- [Stored records]
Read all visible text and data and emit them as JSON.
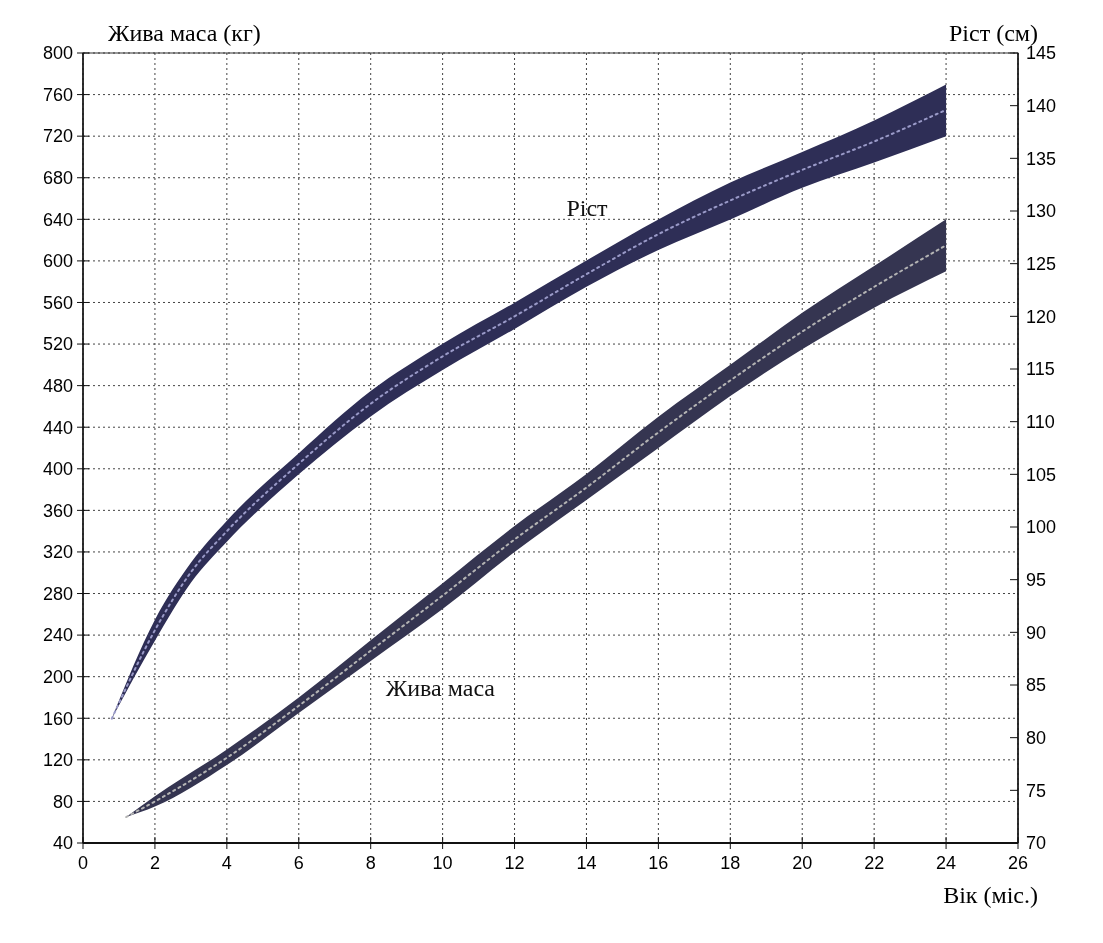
{
  "chart_data": {
    "type": "line",
    "xlabel": "Вік (міс.)",
    "ylabel": "Жива маса (кг)",
    "y2label": "Ріст (см)",
    "xlim": [
      0,
      26
    ],
    "xticks": [
      0,
      2,
      4,
      6,
      8,
      10,
      12,
      14,
      16,
      18,
      20,
      22,
      24,
      26
    ],
    "ylim": [
      40,
      800
    ],
    "yticks": [
      40,
      80,
      120,
      160,
      200,
      240,
      280,
      320,
      360,
      400,
      440,
      480,
      520,
      560,
      600,
      640,
      680,
      720,
      760,
      800
    ],
    "y2lim": [
      70,
      145
    ],
    "y2ticks": [
      70,
      75,
      80,
      85,
      90,
      95,
      100,
      105,
      110,
      115,
      120,
      125,
      130,
      135,
      140,
      145
    ],
    "grid": true,
    "line_style": "dotted",
    "series": [
      {
        "name": "Ріст",
        "axis": "y2",
        "color": "#9a9ac8",
        "x": [
          0.8,
          2,
          3,
          4,
          6,
          8,
          10,
          12,
          14,
          16,
          18,
          20,
          22,
          24
        ],
        "values": [
          81.8,
          90.2,
          95.7,
          99.6,
          106,
          111.7,
          116.2,
          120,
          124,
          127.8,
          131,
          133.9,
          136.6,
          139.6
        ],
        "lower": [
          81.8,
          89.2,
          94.7,
          98.6,
          105,
          110.5,
          114.9,
          118.8,
          122.8,
          126.3,
          129.2,
          132.2,
          134.6,
          137.1
        ],
        "upper": [
          81.8,
          91.2,
          96.6,
          100.6,
          107,
          112.9,
          117.4,
          121.3,
          125.3,
          129.2,
          132.7,
          135.6,
          138.6,
          142
        ]
      },
      {
        "name": "Жива маса",
        "color": "#b4b4b4",
        "x": [
          1.2,
          2,
          4,
          6,
          8,
          10,
          12,
          14,
          16,
          18,
          20,
          22,
          24
        ],
        "values": [
          65,
          80,
          122,
          172,
          225,
          278,
          332,
          382,
          435,
          485,
          532,
          575,
          615
        ],
        "lower": [
          65,
          75,
          115,
          165,
          215,
          265,
          320,
          370,
          420,
          470,
          515,
          555,
          590
        ],
        "upper": [
          65,
          85,
          130,
          180,
          235,
          290,
          345,
          395,
          450,
          500,
          550,
          595,
          640
        ]
      }
    ]
  }
}
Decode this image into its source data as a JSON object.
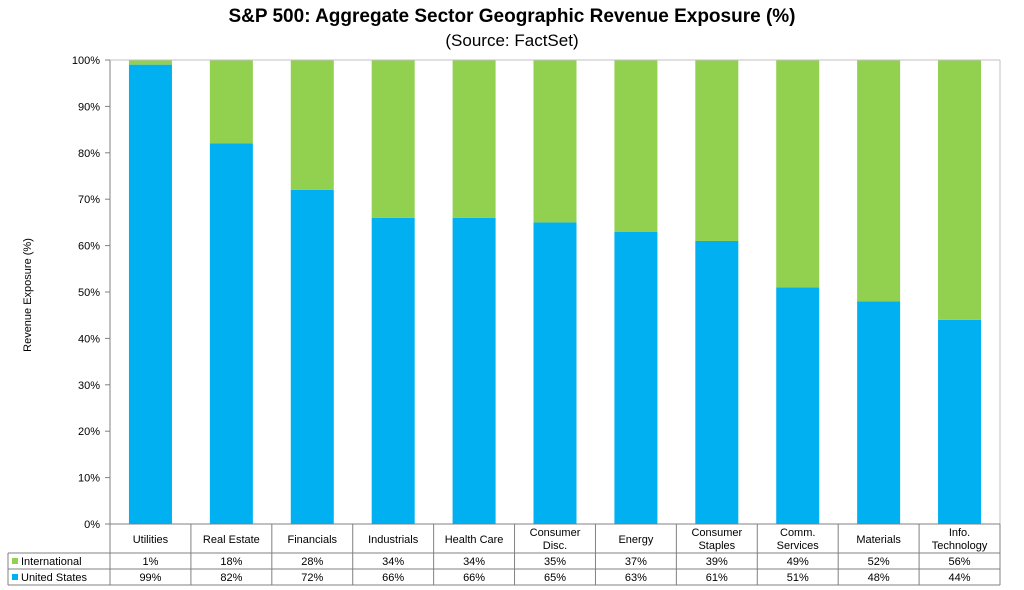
{
  "chart_data": {
    "type": "bar",
    "stacked": true,
    "title": "S&P 500: Aggregate Sector Geographic Revenue Exposure (%)",
    "subtitle": "(Source: FactSet)",
    "ylabel": "Revenue Exposure (%)",
    "ylim": [
      0,
      100
    ],
    "yticks": [
      "0%",
      "10%",
      "20%",
      "30%",
      "40%",
      "50%",
      "60%",
      "70%",
      "80%",
      "90%",
      "100%"
    ],
    "grid": false,
    "categories": [
      [
        "Utilities"
      ],
      [
        "Real Estate"
      ],
      [
        "Financials"
      ],
      [
        "Industrials"
      ],
      [
        "Health Care"
      ],
      [
        "Consumer",
        "Disc."
      ],
      [
        "Energy"
      ],
      [
        "Consumer",
        "Staples"
      ],
      [
        "Comm.",
        "Services"
      ],
      [
        "Materials"
      ],
      [
        "Info.",
        "Technology"
      ]
    ],
    "series": [
      {
        "name": "United States",
        "color": "#00b0f0",
        "values": [
          99,
          82,
          72,
          66,
          66,
          65,
          63,
          61,
          51,
          48,
          44
        ],
        "labels": [
          "99%",
          "82%",
          "72%",
          "66%",
          "66%",
          "65%",
          "63%",
          "61%",
          "51%",
          "48%",
          "44%"
        ]
      },
      {
        "name": "International",
        "color": "#92d050",
        "values": [
          1,
          18,
          28,
          34,
          34,
          35,
          37,
          39,
          49,
          52,
          56
        ],
        "labels": [
          "1%",
          "18%",
          "28%",
          "34%",
          "34%",
          "35%",
          "37%",
          "39%",
          "49%",
          "52%",
          "56%"
        ]
      }
    ],
    "table_rows": [
      "International",
      "United States"
    ]
  }
}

- [What the task requires]
Search the records for the string "International" and return every line in which it occurs.

- [Full output]
        "name": "International",
      "International",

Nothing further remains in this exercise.